Brief. Using the data below, return all lines in which "JSON" appears.

Records from a collection of figures.
--- START ---

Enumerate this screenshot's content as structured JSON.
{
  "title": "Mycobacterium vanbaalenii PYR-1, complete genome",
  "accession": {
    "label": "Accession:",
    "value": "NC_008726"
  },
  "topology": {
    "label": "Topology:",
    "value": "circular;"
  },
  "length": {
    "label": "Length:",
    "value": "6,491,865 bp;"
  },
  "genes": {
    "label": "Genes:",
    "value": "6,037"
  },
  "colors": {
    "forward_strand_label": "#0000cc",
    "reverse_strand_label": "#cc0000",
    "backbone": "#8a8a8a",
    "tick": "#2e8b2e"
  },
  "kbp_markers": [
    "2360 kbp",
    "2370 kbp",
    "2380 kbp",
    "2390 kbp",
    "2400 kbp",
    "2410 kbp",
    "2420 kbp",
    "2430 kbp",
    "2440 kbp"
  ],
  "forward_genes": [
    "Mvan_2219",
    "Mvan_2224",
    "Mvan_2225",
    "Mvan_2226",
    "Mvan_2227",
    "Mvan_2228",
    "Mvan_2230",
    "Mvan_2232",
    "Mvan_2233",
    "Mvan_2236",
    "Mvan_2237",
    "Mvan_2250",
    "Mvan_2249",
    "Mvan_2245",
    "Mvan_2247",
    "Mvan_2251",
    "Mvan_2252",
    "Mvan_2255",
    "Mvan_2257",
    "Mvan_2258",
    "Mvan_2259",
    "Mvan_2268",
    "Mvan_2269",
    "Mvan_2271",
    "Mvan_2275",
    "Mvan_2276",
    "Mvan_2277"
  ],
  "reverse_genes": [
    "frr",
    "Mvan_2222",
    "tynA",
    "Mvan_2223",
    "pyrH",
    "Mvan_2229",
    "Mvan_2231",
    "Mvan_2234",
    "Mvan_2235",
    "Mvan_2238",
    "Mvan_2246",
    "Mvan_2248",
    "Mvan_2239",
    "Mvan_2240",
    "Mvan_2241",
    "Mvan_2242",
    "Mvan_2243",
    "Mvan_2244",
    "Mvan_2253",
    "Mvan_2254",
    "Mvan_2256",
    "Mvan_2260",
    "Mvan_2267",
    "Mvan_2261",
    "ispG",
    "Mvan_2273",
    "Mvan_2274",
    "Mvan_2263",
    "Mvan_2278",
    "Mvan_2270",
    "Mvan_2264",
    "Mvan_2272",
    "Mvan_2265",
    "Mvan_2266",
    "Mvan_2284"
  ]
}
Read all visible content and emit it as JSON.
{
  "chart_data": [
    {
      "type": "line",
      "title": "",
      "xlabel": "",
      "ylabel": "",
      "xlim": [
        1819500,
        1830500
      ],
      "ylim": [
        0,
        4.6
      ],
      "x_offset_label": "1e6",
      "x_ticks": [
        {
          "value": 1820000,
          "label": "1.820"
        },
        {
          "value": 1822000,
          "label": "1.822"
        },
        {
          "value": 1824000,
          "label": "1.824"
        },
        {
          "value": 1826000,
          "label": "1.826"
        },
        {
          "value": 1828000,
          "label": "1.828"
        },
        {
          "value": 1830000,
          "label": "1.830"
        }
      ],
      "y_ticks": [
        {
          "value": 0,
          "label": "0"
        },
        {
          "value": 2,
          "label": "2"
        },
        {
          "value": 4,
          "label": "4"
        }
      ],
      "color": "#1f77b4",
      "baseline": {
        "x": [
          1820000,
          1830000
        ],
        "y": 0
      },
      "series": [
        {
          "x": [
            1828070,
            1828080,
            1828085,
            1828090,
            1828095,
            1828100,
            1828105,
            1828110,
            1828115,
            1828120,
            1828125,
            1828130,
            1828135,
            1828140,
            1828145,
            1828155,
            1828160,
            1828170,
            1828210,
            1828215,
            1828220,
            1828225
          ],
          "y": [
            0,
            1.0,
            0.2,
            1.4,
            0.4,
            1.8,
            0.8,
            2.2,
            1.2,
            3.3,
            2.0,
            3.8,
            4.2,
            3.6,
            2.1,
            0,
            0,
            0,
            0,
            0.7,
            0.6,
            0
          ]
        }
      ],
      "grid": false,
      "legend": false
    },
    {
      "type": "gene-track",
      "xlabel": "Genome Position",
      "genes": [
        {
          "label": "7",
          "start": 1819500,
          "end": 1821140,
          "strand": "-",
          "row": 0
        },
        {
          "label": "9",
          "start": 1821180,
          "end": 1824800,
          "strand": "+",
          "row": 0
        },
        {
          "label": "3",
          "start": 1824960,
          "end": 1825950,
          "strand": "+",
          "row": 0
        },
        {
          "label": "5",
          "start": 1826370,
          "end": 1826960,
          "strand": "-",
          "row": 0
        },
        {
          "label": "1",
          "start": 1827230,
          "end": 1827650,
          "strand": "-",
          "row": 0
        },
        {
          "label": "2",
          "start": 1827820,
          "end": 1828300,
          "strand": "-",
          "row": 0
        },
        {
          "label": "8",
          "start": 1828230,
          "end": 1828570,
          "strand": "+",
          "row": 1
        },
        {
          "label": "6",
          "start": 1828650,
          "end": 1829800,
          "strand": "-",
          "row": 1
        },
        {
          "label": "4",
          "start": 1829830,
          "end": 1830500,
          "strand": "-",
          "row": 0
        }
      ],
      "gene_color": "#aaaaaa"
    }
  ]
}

--- END ---

Solution below.
Enumerate this screenshot's content as structured JSON.
Read all visible content and emit it as JSON.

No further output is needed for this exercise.